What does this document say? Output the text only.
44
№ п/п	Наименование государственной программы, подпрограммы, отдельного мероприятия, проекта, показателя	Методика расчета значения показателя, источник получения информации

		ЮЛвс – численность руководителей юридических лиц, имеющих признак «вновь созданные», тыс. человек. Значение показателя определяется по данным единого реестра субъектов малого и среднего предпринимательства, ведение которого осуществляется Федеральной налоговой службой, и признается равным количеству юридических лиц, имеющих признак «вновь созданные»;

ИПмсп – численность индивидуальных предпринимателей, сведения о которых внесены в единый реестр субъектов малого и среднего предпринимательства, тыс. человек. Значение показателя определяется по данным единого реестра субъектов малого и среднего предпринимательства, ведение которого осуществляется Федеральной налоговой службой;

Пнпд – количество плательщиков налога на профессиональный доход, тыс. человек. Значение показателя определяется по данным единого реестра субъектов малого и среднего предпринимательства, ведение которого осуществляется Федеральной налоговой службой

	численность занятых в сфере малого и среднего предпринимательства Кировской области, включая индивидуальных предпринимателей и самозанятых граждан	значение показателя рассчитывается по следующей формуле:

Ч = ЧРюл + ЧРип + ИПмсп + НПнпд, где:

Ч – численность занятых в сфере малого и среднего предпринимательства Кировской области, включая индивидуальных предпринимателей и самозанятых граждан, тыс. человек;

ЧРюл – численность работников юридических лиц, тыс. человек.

■ Aim
Say how many lines of the material contain the word "ЧРюл", with no other text.

■ Answer to the task
2